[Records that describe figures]

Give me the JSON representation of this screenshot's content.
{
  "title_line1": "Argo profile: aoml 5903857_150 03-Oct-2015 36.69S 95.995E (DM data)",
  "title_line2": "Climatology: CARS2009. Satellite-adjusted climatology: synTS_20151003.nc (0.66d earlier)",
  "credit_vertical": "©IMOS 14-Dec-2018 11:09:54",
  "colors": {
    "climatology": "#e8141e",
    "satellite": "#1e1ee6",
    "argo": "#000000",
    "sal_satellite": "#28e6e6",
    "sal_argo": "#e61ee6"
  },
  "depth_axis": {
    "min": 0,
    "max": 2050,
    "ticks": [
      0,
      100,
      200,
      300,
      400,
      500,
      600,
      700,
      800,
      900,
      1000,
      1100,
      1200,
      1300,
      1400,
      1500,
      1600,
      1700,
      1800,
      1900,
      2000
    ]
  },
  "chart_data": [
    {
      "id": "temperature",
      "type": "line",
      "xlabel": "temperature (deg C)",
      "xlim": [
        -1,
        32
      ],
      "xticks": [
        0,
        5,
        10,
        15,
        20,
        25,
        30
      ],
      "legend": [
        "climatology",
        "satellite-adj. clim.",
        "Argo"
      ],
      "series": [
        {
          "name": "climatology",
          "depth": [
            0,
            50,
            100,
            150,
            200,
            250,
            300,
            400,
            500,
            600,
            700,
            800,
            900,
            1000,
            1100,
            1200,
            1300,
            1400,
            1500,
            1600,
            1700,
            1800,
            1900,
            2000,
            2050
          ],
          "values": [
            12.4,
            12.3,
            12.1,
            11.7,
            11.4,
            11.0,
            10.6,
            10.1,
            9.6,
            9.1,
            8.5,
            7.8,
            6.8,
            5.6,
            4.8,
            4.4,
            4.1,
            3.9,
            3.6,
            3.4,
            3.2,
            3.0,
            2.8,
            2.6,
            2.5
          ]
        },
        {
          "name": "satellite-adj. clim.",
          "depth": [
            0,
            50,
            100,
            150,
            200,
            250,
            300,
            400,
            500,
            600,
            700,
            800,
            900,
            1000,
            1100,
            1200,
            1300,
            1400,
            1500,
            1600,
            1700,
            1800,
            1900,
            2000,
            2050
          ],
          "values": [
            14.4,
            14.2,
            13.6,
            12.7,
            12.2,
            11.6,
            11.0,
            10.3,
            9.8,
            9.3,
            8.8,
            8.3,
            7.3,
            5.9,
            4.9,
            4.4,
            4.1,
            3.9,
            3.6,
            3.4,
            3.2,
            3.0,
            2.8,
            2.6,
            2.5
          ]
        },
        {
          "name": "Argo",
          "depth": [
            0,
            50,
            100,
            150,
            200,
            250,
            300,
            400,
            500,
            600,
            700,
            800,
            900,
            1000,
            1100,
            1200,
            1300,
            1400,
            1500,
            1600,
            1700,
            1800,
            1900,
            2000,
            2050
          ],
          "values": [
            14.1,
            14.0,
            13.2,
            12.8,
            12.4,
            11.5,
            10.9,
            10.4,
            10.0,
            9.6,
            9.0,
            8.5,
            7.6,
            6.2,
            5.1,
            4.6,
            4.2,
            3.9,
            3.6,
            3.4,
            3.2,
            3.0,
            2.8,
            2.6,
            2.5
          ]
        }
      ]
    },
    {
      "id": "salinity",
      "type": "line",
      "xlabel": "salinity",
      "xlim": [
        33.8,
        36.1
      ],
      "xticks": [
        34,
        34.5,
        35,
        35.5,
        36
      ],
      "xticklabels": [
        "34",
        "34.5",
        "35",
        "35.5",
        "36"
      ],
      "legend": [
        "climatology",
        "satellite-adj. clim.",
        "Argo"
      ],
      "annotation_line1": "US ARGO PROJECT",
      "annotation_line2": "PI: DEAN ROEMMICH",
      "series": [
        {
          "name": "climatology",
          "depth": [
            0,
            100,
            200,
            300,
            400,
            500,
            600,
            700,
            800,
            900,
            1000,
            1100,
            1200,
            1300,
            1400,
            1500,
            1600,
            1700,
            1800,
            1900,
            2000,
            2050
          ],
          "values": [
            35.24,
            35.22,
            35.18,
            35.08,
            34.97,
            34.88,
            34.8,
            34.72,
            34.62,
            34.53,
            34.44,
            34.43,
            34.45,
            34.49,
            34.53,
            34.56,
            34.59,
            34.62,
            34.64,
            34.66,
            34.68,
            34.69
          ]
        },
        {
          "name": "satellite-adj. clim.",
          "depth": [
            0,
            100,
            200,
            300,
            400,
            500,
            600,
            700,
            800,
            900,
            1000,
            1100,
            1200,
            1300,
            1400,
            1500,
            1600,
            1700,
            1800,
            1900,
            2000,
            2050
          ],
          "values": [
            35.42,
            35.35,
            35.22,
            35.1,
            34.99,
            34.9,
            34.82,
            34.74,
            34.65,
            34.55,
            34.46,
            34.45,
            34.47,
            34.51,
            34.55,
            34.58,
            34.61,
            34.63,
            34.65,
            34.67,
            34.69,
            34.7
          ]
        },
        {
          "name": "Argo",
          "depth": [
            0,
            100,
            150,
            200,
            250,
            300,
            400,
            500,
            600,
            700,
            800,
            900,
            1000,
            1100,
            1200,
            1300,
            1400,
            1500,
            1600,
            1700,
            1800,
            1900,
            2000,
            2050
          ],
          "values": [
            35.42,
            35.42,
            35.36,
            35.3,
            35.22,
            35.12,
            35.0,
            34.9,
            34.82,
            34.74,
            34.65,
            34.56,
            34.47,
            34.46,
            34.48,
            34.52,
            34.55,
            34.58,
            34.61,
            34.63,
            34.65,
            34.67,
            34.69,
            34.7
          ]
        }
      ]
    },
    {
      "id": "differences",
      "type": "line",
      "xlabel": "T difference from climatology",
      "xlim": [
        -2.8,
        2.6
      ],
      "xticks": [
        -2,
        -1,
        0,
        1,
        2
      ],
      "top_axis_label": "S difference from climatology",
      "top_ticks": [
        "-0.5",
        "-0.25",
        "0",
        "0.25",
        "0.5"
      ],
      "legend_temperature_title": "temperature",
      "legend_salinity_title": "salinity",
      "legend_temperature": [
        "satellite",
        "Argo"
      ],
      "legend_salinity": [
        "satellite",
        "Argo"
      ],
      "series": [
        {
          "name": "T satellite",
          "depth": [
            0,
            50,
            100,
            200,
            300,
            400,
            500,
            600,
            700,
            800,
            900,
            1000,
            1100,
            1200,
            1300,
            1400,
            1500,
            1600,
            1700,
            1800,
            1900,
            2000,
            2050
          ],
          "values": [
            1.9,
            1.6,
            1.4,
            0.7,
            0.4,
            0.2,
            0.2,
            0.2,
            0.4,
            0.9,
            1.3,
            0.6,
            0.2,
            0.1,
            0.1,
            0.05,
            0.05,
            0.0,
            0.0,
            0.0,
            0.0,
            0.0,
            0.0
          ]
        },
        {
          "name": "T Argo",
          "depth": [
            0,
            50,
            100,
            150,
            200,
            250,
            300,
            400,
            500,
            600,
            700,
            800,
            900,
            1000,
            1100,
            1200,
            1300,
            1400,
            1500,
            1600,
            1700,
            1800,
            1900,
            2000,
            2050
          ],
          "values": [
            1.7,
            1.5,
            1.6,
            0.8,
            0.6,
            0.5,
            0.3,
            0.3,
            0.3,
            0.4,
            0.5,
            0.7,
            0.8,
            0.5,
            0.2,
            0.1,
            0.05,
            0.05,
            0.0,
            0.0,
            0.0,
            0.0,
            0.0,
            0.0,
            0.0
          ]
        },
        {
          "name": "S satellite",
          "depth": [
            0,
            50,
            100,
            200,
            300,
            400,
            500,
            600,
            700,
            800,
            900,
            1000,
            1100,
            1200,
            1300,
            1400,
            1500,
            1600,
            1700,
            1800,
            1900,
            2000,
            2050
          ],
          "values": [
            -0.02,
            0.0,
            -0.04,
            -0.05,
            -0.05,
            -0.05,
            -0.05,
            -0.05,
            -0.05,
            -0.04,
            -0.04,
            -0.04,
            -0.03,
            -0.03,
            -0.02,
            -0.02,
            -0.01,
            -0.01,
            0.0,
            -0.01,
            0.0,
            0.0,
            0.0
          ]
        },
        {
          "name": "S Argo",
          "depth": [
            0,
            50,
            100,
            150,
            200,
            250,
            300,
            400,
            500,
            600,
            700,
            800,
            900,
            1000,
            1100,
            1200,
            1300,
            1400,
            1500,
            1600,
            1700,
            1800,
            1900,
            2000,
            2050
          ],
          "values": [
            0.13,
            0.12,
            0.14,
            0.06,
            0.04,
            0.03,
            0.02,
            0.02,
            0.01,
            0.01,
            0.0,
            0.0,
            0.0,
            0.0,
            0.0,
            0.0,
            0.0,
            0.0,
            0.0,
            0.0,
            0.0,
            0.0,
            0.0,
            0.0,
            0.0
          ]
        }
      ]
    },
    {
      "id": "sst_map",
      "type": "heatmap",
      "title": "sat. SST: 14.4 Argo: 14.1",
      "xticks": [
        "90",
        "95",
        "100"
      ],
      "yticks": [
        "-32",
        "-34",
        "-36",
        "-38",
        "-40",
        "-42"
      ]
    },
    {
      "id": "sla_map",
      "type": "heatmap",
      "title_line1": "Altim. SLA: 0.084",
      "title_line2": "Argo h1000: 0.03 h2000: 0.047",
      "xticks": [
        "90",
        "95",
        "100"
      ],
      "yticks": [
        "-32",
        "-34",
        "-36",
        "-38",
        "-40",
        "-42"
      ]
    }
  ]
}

EXERCISE
Copy each line above containing the string "from".

RESULT BELOW
      "xlabel": "T difference from climatology",
      "top_axis_label": "S difference from climatology",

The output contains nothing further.